■ **Extracted entries**
▬▬▬

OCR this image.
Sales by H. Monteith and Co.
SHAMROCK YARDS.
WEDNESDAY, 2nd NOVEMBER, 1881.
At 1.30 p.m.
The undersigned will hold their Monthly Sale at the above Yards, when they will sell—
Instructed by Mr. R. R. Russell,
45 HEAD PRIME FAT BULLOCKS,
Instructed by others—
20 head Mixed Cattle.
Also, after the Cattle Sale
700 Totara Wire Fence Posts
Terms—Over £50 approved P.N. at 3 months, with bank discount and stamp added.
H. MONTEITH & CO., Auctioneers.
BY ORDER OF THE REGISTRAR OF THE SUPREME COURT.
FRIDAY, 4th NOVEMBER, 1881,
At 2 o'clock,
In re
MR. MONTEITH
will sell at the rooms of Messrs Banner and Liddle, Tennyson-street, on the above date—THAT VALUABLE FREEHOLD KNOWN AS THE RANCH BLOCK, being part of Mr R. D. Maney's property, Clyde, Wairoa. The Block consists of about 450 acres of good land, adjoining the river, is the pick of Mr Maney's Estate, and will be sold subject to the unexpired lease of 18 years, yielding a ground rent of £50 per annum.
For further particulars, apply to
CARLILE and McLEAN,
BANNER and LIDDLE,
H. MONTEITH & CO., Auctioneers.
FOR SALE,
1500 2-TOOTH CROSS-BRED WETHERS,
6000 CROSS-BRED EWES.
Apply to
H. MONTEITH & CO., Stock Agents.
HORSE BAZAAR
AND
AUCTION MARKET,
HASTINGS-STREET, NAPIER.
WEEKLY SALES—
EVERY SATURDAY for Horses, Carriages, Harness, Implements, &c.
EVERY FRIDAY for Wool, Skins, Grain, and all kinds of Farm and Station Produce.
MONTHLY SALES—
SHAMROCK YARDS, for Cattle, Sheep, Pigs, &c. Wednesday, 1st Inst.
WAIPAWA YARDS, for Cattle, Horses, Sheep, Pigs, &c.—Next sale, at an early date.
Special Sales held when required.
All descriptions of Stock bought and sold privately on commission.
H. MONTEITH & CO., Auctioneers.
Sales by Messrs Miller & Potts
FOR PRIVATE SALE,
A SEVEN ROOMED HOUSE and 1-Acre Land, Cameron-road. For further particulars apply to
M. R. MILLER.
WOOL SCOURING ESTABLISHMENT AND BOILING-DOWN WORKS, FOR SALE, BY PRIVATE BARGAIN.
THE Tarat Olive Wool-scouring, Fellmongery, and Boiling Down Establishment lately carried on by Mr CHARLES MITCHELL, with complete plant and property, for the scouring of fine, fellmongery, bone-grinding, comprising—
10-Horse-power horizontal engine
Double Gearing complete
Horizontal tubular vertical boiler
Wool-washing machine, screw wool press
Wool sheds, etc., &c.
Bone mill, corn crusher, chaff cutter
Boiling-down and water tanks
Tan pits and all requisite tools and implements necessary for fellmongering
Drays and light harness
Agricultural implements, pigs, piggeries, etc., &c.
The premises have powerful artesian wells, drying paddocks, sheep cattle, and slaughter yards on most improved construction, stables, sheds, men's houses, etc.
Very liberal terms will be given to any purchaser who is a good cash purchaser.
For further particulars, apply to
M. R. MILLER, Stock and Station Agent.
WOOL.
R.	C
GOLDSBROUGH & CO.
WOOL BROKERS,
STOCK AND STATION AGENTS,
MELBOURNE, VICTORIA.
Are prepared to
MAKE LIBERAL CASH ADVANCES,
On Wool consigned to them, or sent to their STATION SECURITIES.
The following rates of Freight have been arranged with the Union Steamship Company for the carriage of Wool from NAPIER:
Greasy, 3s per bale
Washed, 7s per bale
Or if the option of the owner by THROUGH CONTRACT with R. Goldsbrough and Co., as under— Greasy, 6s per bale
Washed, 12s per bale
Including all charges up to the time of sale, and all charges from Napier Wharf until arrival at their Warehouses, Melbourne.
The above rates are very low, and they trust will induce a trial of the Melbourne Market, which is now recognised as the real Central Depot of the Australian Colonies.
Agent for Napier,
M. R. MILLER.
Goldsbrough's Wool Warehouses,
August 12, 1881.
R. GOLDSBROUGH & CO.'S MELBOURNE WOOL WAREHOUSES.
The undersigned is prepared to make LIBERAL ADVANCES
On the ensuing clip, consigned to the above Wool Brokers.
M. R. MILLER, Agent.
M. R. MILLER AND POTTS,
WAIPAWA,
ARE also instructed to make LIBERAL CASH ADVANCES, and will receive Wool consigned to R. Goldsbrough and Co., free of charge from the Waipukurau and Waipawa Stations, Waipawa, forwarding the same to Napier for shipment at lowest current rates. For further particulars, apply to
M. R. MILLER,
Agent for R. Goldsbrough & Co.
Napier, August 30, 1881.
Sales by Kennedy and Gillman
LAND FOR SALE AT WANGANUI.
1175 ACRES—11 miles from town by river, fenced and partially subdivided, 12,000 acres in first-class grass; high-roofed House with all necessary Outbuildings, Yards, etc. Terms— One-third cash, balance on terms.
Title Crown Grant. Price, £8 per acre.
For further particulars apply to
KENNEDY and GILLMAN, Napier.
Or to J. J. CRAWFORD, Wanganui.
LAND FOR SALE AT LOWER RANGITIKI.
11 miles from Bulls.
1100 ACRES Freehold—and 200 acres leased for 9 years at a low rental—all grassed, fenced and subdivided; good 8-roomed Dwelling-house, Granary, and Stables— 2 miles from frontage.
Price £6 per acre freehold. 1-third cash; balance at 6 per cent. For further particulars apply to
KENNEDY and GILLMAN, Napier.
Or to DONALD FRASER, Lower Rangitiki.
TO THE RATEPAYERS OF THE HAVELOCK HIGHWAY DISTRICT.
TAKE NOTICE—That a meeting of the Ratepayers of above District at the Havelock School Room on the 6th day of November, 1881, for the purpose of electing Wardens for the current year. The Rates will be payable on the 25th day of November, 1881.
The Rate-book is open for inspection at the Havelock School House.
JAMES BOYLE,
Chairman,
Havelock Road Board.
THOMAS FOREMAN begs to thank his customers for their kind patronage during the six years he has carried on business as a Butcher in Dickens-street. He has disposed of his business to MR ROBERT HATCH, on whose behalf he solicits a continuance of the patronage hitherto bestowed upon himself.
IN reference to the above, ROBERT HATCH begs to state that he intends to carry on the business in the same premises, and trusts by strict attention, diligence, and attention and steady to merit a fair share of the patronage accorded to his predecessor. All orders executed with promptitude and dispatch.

▬▬▬

■ **What you are asked to do**
All of the lines above must be returned exactly.

■ **Answer to this exercise**
OCR this image.
Sales by H. Monteith and Co.
SHAMROCK YARDS.
WEDNESDAY, 2nd NOVEMBER, 1881.
At 1.30 p.m.
The undersigned will hold their Monthly Sale at the above Yards, when they will sell—
Instructed by Mr. R. R. Russell,
45 HEAD PRIME FAT BULLOCKS,
Instructed by others—
20 head Mixed Cattle.
Also, after the Cattle Sale
700 Totara Wire Fence Posts
Terms—Over £50 approved P.N. at 3 months, with bank discount and stamp added.
H. MONTEITH & CO., Auctioneers.
BY ORDER OF THE REGISTRAR OF THE SUPREME COURT.
FRIDAY, 4th NOVEMBER, 1881,
At 2 o'clock,
In re
MR. MONTEITH
will sell at the rooms of Messrs Banner and Liddle, Tennyson-street, on the above date—THAT VALUABLE FREEHOLD KNOWN AS THE RANCH BLOCK, being part of Mr R. D. Maney's property, Clyde, Wairoa. The Block consists of about 450 acres of good land, adjoining the river, is the pick of Mr Maney's Estate, and will be sold subject to the unexpired lease of 18 years, yielding a ground rent of £50 per annum.
For further particulars, apply to
CARLILE and McLEAN,
BANNER and LIDDLE,
H. MONTEITH & CO., Auctioneers.
FOR SALE,
1500 2-TOOTH CROSS-BRED WETHERS,
6000 CROSS-BRED EWES.
Apply to
H. MONTEITH & CO., Stock Agents.
HORSE BAZAAR
AND
AUCTION MARKET,
HASTINGS-STREET, NAPIER.
WEEKLY SALES—
EVERY SATURDAY for Horses, Carriages, Harness, Implements, &c.
EVERY FRIDAY for Wool, Skins, Grain, and all kinds of Farm and Station Produce.
MONTHLY SALES—
SHAMROCK YARDS, for Cattle, Sheep, Pigs, &c. Wednesday, 1st Inst.
WAIPAWA YARDS, for Cattle, Horses, Sheep, Pigs, &c.—Next sale, at an early date.
Special Sales held when required.
All descriptions of Stock bought and sold privately on commission.
H. MONTEITH & CO., Auctioneers.
Sales by Messrs Miller & Potts
FOR PRIVATE SALE,
A SEVEN ROOMED HOUSE and 1-Acre Land, Cameron-road. For further particulars apply to
M. R. MILLER.
WOOL SCOURING ESTABLISHMENT AND BOILING-DOWN WORKS, FOR SALE, BY PRIVATE BARGAIN.
THE Tarat Olive Wool-scouring, Fellmongery, and Boiling Down Establishment lately carried on by Mr CHARLES MITCHELL, with complete plant and property, for the scouring of fine, fellmongery, bone-grinding, comprising—
10-Horse-power horizontal engine
Double Gearing complete
Horizontal tubular vertical boiler
Wool-washing machine, screw wool press
Wool sheds, etc., &c.
Bone mill, corn crusher, chaff cutter
Boiling-down and water tanks
Tan pits and all requisite tools and implements necessary for fellmongering
Drays and light harness
Agricultural implements, pigs, piggeries, etc., &c.
The premises have powerful artesian wells, drying paddocks, sheep cattle, and slaughter yards on most improved construction, stables, sheds, men's houses, etc.
Very liberal terms will be given to any purchaser who is a good cash purchaser.
For further particulars, apply to
M. R. MILLER, Stock and Station Agent.
WOOL.
R.	C
GOLDSBROUGH & CO.
WOOL BROKERS,
STOCK AND STATION AGENTS,
MELBOURNE, VICTORIA.
Are prepared to
MAKE LIBERAL CASH ADVANCES,
On Wool consigned to them, or sent to their STATION SECURITIES.
The following rates of Freight have been arranged with the Union Steamship Company for the carriage of Wool from NAPIER:
Greasy, 3s per bale
Washed, 7s per bale
Or if the option of the owner by THROUGH CONTRACT with R. Goldsbrough and Co., as under— Greasy, 6s per bale
Washed, 12s per bale
Including all charges up to the time of sale, and all charges from Napier Wharf until arrival at their Warehouses, Melbourne.
The above rates are very low, and they trust will induce a trial of the Melbourne Market, which is now recognised as the real Central Depot of the Australian Colonies.
Agent for Napier,
M. R. MILLER.
Goldsbrough's Wool Warehouses,
August 12, 1881.
R. GOLDSBROUGH & CO.'S MELBOURNE WOOL WAREHOUSES.
The undersigned is prepared to make LIBERAL ADVANCES
On the ensuing clip, consigned to the above Wool Brokers.
M. R. MILLER, Agent.
M. R. MILLER AND POTTS,
WAIPAWA,
ARE also instructed to make LIBERAL CASH ADVANCES, and will receive Wool consigned to R. Goldsbrough and Co., free of charge from the Waipukurau and Waipawa Stations, Waipawa, forwarding the same to Napier for shipment at lowest current rates. For further particulars, apply to
M. R. MILLER,
Agent for R. Goldsbrough & Co.
Napier, August 30, 1881.
Sales by Kennedy and Gillman
LAND FOR SALE AT WANGANUI.
1175 ACRES—11 miles from town by river, fenced and partially subdivided, 12,000 acres in first-class grass; high-roofed House with all necessary Outbuildings, Yards, etc. Terms— One-third cash, balance on terms.
Title Crown Grant. Price, £8 per acre.
For further particulars apply to
KENNEDY and GILLMAN, Napier.
Or to J. J. CRAWFORD, Wanganui.
LAND FOR SALE AT LOWER RANGITIKI.
11 miles from Bulls.
1100 ACRES Freehold—and 200 acres leased for 9 years at a low rental—all grassed, fenced and subdivided; good 8-roomed Dwelling-house, Granary, and Stables— 2 miles from frontage.
Price £6 per acre freehold. 1-third cash; balance at 6 per cent. For further particulars apply to
KENNEDY and GILLMAN, Napier.
Or to DONALD FRASER, Lower Rangitiki.
TO THE RATEPAYERS OF THE HAVELOCK HIGHWAY DISTRICT.
TAKE NOTICE—That a meeting of the Ratepayers of above District at the Havelock School Room on the 6th day of November, 1881, for the purpose of electing Wardens for the current year. The Rates will be payable on the 25th day of November, 1881.
The Rate-book is open for inspection at the Havelock School House.
JAMES BOYLE,
Chairman,
Havelock Road Board.
THOMAS FOREMAN begs to thank his customers for their kind patronage during the six years he has carried on business as a Butcher in Dickens-street. He has disposed of his business to MR ROBERT HATCH, on whose behalf he solicits a continuance of the patronage hitherto bestowed upon himself.
IN reference to the above, ROBERT HATCH begs to state that he intends to carry on the business in the same premises, and trusts by strict attention, diligence, and attention and steady to merit a fair share of the patronage accorded to his predecessor. All orders executed with promptitude and dispatch.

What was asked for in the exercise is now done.